**Record list**
○ ○ ○ ○
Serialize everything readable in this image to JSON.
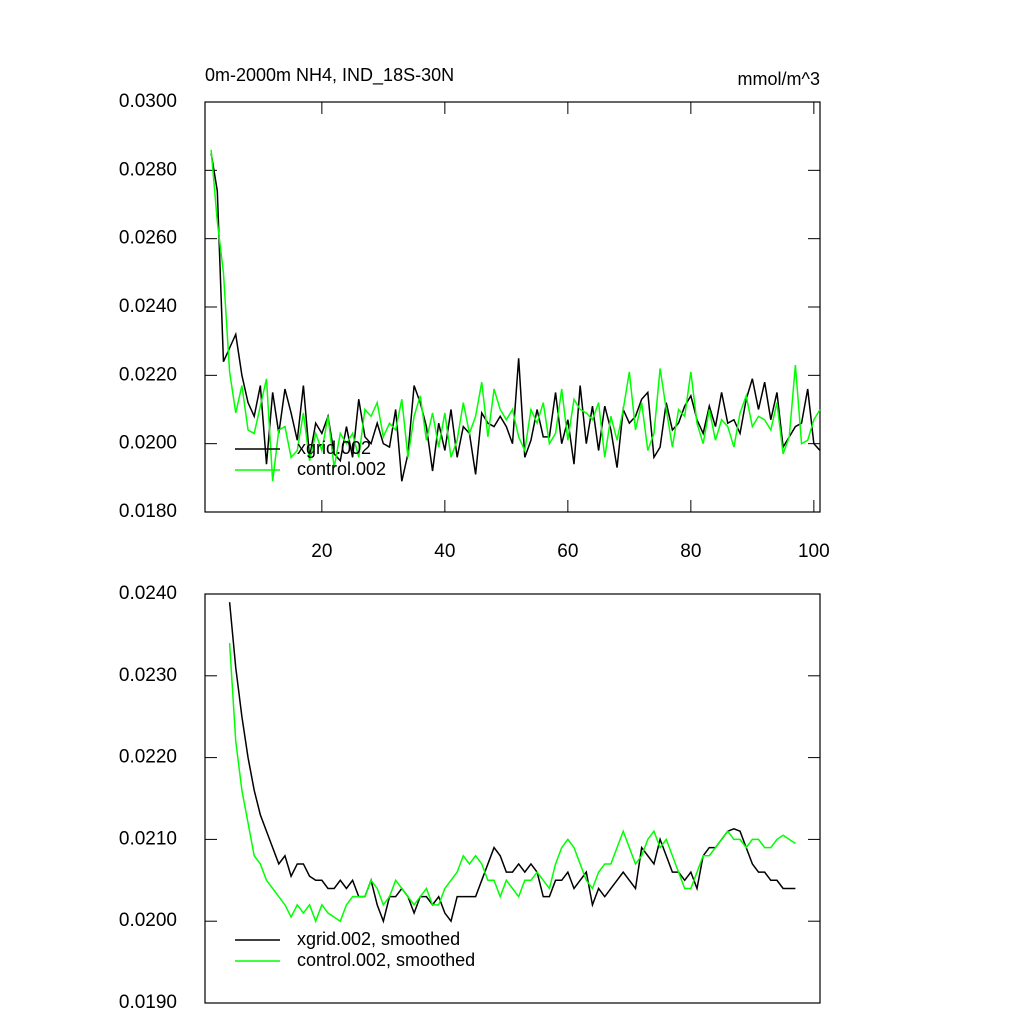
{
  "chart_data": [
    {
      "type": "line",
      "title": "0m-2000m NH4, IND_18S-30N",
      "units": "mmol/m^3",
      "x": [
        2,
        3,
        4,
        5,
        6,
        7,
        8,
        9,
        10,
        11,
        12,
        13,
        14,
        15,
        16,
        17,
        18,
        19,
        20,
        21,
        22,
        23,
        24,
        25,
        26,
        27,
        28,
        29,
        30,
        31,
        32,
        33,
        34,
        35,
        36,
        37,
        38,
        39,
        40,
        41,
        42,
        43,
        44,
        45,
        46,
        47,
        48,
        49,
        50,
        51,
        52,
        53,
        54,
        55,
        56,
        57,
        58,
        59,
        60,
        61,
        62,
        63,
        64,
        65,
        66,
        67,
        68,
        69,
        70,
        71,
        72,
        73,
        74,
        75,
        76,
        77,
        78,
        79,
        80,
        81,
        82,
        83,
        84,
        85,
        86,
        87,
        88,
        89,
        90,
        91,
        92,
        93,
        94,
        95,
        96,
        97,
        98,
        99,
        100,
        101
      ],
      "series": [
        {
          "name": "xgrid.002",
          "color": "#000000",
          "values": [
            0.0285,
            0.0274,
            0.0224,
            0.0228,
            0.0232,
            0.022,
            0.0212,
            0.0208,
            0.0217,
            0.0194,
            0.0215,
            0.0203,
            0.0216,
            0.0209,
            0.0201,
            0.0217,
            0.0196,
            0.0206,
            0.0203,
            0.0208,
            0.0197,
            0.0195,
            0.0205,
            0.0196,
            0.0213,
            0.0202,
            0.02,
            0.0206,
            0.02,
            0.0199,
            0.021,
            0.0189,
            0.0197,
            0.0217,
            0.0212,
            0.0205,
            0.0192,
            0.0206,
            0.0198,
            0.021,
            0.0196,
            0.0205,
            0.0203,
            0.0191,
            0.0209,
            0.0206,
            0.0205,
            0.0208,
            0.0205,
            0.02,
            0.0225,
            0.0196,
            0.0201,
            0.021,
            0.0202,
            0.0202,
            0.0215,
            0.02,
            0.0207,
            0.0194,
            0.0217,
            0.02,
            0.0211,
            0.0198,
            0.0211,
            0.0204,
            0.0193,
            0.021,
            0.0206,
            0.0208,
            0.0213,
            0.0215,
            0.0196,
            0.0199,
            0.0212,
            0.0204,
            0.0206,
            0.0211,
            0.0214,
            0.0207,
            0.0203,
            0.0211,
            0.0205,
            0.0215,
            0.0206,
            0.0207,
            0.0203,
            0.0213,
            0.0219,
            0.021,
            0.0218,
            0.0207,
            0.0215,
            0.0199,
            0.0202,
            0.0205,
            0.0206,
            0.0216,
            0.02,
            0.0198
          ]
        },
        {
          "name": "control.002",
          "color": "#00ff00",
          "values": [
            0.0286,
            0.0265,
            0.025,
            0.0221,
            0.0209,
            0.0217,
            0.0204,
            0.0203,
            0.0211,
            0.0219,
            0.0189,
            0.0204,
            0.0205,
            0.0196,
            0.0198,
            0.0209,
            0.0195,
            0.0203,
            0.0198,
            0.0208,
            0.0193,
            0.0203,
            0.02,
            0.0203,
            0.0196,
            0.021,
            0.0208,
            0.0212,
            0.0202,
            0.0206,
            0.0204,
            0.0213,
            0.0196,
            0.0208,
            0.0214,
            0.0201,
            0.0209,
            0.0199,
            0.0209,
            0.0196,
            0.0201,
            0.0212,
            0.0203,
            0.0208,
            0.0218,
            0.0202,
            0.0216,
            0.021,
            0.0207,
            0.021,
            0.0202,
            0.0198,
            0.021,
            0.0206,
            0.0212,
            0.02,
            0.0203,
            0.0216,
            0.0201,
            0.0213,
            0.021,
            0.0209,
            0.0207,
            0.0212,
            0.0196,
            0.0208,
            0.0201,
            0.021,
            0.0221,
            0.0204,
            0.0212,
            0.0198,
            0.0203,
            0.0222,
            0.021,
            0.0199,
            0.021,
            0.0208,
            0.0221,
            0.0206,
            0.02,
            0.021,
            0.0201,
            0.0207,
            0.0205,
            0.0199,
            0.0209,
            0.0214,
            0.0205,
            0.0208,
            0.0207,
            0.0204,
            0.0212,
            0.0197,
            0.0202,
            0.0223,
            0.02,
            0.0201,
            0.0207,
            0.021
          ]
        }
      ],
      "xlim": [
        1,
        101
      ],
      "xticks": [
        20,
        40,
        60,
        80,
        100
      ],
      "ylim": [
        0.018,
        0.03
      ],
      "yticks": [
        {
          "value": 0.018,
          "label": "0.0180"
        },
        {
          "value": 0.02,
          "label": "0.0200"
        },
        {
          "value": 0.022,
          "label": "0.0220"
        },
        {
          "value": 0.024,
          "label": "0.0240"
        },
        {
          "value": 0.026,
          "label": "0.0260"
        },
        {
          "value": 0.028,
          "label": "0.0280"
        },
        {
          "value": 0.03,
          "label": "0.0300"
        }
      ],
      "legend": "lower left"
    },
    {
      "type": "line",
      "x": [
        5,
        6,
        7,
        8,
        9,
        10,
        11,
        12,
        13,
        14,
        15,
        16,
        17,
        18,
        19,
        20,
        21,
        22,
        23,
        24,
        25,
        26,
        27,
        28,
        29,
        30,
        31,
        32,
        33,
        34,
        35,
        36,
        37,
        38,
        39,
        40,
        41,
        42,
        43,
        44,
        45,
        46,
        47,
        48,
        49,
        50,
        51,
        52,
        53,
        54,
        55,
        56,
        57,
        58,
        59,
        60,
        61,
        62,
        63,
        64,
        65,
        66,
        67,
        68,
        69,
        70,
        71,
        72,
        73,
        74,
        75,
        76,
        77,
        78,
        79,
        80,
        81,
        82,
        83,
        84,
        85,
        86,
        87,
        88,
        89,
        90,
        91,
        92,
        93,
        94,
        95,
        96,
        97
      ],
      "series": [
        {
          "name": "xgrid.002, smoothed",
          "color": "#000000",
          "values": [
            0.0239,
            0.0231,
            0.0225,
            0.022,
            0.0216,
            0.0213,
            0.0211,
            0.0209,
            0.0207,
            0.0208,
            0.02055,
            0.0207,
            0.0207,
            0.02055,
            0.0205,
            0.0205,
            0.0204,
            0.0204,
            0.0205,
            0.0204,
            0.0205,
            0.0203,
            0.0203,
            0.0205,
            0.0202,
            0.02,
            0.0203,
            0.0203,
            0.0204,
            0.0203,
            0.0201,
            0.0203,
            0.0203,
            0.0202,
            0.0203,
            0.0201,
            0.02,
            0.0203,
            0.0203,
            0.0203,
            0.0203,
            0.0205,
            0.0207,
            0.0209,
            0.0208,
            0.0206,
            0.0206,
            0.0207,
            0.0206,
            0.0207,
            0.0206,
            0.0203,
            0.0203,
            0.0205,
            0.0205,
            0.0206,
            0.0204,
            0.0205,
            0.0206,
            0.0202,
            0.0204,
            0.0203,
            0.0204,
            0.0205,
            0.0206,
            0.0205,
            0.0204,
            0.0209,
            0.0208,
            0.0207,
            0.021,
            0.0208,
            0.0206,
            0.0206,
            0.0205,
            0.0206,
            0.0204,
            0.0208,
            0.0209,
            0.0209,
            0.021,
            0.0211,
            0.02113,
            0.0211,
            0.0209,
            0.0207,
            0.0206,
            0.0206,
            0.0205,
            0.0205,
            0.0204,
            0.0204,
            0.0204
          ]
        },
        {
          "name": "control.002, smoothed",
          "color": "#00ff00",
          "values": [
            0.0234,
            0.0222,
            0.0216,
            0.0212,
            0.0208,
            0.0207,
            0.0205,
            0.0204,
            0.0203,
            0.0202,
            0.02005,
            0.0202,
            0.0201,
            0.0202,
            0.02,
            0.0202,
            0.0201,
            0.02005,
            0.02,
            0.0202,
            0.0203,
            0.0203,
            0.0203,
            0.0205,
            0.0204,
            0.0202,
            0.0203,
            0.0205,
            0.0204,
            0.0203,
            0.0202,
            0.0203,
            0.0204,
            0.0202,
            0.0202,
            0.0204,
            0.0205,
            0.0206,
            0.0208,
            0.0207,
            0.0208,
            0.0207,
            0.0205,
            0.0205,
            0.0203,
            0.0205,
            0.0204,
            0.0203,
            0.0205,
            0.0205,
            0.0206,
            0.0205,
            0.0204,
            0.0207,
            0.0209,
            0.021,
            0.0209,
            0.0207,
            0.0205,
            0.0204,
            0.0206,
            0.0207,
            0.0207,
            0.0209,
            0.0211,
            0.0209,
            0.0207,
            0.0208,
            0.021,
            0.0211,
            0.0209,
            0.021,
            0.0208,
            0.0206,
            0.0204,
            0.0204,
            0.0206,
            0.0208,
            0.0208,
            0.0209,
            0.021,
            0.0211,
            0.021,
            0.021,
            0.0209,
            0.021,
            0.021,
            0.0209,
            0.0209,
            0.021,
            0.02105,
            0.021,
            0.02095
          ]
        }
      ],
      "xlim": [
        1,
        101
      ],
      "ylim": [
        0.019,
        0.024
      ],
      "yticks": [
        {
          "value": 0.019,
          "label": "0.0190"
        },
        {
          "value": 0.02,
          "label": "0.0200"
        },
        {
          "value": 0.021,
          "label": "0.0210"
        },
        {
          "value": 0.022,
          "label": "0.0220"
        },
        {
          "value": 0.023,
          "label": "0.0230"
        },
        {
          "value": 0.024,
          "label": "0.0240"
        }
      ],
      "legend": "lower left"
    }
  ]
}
○ ○ ○ ○
**Written instruction**
Copy out all lines that carry the word "smoothed".

**Right answer**
          "name": "xgrid.002, smoothed",
          "name": "control.002, smoothed",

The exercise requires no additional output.